## Required task
Locate and copy all lines bearing the word "label".

## Extracted records
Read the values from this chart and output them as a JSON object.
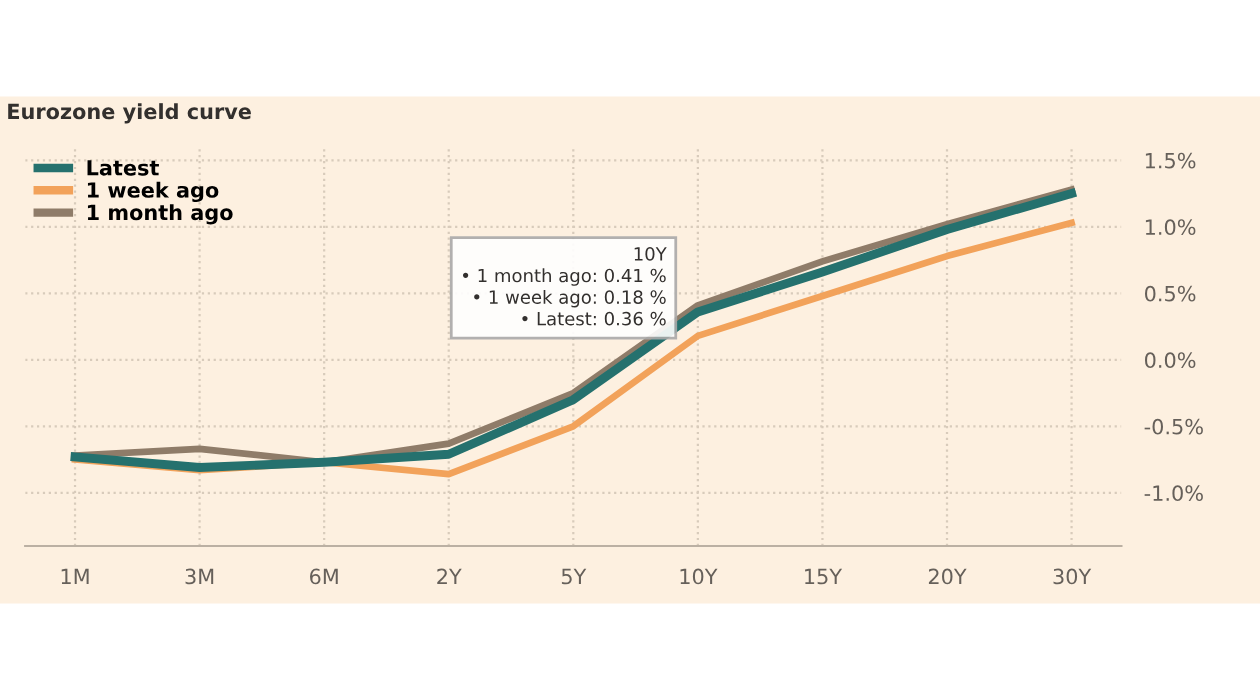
{
  "chart_data": {
    "type": "line",
    "title": "Eurozone yield curve",
    "categories": [
      "1M",
      "3M",
      "6M",
      "2Y",
      "5Y",
      "10Y",
      "15Y",
      "20Y",
      "30Y"
    ],
    "series": [
      {
        "name": "Latest",
        "color": "#25716e",
        "values": [
          -0.73,
          -0.81,
          -0.77,
          -0.71,
          -0.3,
          0.36,
          0.66,
          0.98,
          1.25
        ]
      },
      {
        "name": "1 week ago",
        "color": "#f2a25a",
        "values": [
          -0.75,
          -0.83,
          -0.77,
          -0.86,
          -0.5,
          0.18,
          0.48,
          0.78,
          1.03
        ]
      },
      {
        "name": "1 month ago",
        "color": "#8f7c69",
        "values": [
          -0.72,
          -0.67,
          -0.77,
          -0.63,
          -0.25,
          0.41,
          0.74,
          1.02,
          1.28
        ]
      }
    ],
    "ylim": [
      -1.4,
      1.6
    ],
    "yticks": [
      {
        "value": -1.0,
        "label": "-1.0%"
      },
      {
        "value": -0.5,
        "label": "-0.5%"
      },
      {
        "value": 0.0,
        "label": "0.0%"
      },
      {
        "value": 0.5,
        "label": "0.5%"
      },
      {
        "value": 1.0,
        "label": "1.0%"
      },
      {
        "value": 1.5,
        "label": "1.5%"
      }
    ],
    "grid": true,
    "legend": "top left",
    "annotations": [
      "10Y",
      "• 1 month ago: 0.41 %",
      "• 1 week ago: 0.18 %",
      "• Latest: 0.36 %"
    ]
  }
}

## Solution
        "label": "-1.0%"
        "label": "-0.5%"
        "label": "0.0%"
        "label": "0.5%"
        "label": "1.0%"
        "label": "1.5%"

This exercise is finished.